> Task instructions: Isolate every line in the data with the string "screenshot" and copy it.

··· Supplied entries

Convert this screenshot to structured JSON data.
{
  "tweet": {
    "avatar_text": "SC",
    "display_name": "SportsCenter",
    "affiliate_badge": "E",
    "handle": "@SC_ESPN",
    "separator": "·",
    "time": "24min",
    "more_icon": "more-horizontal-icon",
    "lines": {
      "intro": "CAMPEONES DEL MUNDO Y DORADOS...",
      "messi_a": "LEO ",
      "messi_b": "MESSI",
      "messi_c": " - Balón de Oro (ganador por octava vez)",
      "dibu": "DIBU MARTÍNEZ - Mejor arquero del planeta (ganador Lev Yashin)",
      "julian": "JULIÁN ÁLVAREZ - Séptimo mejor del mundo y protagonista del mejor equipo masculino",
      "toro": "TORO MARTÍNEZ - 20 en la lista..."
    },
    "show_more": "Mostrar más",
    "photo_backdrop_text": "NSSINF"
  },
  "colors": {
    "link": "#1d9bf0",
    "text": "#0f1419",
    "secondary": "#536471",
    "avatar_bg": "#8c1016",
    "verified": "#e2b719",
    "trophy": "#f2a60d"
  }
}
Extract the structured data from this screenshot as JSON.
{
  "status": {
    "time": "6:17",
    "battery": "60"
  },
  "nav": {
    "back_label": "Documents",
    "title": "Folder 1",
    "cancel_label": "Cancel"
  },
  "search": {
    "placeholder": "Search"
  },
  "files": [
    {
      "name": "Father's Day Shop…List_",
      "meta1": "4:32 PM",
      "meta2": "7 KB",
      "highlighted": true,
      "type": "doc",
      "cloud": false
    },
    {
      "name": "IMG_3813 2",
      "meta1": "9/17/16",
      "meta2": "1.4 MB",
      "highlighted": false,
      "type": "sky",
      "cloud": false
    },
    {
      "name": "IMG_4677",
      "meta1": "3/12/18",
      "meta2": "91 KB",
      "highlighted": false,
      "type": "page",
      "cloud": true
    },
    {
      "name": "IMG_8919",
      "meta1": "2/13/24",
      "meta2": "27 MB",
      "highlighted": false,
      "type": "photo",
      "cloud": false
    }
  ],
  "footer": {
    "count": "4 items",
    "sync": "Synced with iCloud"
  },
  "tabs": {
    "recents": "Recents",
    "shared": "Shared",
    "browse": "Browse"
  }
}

······

> Result of the exercise:
Convert this screenshot to structured JSON data.
Extract the structured data from this screenshot as JSON.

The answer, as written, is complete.